● Stated exercise
Every line that contains the word "name" should be copied.

Records contained in a dataset

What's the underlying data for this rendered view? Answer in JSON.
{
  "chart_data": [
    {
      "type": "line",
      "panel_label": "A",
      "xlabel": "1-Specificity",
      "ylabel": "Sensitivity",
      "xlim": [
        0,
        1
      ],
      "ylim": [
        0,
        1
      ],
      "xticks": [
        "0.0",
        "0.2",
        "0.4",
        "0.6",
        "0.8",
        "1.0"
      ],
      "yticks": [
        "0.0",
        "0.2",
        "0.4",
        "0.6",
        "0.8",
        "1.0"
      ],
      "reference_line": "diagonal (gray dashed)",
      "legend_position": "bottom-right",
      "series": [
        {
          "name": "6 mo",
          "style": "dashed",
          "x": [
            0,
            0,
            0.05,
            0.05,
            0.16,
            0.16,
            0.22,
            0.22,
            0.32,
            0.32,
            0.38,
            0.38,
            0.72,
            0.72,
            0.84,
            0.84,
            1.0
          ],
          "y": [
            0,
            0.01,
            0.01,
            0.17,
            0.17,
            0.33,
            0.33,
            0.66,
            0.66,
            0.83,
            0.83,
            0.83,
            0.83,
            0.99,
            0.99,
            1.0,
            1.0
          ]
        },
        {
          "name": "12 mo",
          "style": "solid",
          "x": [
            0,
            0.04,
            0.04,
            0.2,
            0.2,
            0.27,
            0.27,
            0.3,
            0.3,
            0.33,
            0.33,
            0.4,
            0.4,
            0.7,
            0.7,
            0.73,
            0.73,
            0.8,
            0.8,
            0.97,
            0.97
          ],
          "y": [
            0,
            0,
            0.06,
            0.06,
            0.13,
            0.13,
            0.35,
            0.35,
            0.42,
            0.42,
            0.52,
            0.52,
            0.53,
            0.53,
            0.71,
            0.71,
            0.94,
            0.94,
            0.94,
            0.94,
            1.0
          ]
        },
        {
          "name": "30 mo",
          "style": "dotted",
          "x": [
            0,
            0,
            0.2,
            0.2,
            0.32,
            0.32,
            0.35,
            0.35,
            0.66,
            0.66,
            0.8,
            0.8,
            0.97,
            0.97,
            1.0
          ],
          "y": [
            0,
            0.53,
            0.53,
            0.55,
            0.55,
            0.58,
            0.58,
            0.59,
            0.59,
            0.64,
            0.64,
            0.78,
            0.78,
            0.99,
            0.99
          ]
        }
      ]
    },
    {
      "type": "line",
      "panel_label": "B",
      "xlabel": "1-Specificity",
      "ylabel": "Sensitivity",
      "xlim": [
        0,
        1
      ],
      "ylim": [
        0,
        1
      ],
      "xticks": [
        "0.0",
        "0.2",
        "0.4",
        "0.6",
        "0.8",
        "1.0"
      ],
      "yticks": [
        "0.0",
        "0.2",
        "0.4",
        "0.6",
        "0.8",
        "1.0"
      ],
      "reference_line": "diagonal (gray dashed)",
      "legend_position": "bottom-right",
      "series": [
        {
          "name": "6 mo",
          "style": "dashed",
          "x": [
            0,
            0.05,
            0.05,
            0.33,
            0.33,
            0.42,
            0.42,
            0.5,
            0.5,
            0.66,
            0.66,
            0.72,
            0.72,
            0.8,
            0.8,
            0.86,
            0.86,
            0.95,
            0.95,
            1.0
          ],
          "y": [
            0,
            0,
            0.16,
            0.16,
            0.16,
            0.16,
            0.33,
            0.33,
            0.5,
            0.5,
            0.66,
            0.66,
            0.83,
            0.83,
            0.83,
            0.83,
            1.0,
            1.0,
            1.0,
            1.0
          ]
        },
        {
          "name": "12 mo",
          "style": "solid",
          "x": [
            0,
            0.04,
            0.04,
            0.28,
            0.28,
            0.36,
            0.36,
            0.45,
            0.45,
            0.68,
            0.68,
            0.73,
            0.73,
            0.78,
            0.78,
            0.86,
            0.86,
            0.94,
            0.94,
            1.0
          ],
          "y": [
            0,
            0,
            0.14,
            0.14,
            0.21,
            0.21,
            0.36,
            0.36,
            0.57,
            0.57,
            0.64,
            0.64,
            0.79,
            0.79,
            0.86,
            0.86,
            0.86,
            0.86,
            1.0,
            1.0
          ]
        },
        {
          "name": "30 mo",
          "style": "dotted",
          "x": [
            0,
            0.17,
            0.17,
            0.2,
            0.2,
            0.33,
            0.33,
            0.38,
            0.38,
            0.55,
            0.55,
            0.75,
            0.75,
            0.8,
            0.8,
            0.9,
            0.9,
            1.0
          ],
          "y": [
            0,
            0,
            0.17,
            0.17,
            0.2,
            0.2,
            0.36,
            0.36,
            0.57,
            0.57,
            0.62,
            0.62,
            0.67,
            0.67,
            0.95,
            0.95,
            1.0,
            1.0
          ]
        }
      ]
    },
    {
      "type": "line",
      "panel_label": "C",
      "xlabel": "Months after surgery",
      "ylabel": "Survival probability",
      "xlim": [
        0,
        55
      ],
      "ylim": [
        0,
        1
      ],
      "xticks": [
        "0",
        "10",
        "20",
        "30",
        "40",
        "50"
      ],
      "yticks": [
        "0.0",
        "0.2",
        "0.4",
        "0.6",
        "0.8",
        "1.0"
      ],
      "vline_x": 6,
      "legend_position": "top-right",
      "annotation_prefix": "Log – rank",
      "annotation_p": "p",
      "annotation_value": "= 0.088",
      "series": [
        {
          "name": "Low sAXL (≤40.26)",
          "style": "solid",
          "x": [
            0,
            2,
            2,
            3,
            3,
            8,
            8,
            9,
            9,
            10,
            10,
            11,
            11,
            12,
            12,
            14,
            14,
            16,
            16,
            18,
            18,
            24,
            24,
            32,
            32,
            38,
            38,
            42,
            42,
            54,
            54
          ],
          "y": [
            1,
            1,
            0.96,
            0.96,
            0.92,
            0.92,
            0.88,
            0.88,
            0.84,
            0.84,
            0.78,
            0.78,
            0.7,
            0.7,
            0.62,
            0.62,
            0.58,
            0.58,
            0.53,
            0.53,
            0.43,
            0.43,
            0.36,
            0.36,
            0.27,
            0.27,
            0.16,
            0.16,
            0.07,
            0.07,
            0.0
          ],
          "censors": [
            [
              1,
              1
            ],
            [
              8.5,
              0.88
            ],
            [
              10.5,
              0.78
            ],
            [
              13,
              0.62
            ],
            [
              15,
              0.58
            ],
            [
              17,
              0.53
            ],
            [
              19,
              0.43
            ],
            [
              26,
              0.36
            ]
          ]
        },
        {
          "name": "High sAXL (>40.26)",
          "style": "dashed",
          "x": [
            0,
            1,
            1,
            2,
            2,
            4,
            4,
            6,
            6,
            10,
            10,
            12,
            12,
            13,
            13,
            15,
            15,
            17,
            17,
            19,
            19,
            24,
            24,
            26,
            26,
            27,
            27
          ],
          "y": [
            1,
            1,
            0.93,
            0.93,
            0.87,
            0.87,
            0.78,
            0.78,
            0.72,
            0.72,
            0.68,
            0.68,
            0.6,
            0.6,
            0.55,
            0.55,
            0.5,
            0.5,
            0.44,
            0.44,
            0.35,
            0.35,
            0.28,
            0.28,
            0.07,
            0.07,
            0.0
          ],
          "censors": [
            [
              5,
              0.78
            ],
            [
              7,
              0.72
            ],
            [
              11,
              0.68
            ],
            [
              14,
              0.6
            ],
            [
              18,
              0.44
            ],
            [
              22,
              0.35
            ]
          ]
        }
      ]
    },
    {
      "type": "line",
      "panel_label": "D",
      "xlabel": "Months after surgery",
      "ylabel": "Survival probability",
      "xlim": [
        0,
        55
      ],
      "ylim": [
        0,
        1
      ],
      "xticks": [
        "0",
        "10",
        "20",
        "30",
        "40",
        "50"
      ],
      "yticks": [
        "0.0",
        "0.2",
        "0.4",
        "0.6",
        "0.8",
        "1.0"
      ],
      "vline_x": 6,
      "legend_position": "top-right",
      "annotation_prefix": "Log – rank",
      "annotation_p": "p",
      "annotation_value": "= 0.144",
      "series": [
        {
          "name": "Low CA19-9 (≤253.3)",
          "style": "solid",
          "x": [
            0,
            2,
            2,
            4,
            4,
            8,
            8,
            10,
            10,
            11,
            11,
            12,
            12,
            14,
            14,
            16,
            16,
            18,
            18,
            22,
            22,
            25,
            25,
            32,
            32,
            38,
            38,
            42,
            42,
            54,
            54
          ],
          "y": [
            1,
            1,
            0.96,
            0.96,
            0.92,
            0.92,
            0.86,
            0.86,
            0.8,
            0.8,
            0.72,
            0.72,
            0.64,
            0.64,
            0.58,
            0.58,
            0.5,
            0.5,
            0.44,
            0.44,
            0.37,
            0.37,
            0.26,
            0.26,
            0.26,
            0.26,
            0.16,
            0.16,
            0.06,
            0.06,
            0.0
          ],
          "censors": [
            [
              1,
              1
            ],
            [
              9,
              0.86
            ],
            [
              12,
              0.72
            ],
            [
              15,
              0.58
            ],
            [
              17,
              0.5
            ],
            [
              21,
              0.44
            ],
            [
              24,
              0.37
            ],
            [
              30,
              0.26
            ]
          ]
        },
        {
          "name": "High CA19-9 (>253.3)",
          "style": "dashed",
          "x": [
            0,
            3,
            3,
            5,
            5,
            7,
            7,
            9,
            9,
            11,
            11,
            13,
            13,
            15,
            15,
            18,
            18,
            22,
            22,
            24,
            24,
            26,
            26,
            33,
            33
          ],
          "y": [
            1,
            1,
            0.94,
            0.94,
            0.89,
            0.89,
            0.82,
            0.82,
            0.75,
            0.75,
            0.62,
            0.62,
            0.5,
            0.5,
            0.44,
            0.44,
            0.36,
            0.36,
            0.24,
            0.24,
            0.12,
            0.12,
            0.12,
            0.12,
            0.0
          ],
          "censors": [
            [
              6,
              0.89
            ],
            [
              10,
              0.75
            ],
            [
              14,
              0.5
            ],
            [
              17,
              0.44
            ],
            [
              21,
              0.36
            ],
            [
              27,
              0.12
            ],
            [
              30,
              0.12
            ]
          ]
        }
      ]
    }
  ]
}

● Reply
          "name": "6 mo",
          "name": "12 mo",
          "name": "30 mo",
          "name": "6 mo",
          "name": "12 mo",
          "name": "30 mo",
          "name": "Low sAXL (≤40.26)",
          "name": "High sAXL (>40.26)",
          "name": "Low CA19-9 (≤253.3)",
          "name": "High CA19-9 (>253.3)",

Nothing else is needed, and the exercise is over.